Scan the records below. List lines holding "двух".

=== Listed entries ===

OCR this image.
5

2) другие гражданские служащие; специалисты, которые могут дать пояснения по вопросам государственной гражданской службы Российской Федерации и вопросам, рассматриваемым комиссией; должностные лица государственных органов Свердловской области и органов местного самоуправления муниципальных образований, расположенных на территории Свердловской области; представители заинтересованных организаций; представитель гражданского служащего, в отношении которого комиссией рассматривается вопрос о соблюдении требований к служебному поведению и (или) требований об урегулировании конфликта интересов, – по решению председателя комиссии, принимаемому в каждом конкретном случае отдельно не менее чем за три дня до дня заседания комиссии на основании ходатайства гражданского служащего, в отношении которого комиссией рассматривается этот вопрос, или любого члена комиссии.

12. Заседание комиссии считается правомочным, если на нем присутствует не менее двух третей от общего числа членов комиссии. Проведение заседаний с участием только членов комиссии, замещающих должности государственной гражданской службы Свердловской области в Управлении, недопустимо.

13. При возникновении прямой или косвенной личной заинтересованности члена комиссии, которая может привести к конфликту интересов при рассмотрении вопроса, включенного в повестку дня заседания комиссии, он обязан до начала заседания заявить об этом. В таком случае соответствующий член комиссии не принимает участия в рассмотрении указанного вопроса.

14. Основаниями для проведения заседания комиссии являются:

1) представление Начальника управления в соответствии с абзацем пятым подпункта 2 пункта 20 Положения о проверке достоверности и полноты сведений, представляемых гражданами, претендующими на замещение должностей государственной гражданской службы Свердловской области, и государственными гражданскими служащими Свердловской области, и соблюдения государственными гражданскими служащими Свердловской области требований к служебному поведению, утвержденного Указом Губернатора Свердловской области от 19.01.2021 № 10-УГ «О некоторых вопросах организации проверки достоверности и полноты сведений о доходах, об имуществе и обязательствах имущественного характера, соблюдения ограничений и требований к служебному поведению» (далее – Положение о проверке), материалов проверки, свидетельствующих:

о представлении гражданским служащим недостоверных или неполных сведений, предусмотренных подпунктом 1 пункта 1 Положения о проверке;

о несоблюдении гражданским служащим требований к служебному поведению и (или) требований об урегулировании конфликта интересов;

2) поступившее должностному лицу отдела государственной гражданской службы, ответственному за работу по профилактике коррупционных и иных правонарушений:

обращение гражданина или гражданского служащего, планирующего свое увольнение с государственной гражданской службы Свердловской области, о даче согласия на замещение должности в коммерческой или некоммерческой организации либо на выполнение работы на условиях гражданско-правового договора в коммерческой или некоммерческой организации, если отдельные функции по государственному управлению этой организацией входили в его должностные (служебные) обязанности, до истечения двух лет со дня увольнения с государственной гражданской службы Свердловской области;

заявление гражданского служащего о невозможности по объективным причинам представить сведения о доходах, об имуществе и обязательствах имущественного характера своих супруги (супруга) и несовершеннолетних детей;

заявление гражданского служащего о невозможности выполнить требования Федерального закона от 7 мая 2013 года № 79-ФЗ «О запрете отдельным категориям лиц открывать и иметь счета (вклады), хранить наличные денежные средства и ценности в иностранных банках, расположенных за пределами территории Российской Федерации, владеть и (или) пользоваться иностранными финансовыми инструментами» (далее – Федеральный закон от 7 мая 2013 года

===

Result of this exercise
12. Заседание комиссии считается правомочным, если на нем присутствует не менее двух третей от общего числа членов комиссии. Проведение заседаний с участием только членов комиссии, замещающих должности государственной гражданской службы Свердловской области в Управлении, недопустимо.
обращение гражданина или гражданского служащего, планирующего свое увольнение с государственной гражданской службы Свердловской области, о даче согласия на замещение должности в коммерческой или некоммерческой организации либо на выполнение работы на условиях гражданско-правового договора в коммерческой или некоммерческой организации, если отдельные функции по государственному управлению этой организацией входили в его должностные (служебные) обязанности, до истечения двух лет со дня увольнения с государственной гражданской службы Свердловской области;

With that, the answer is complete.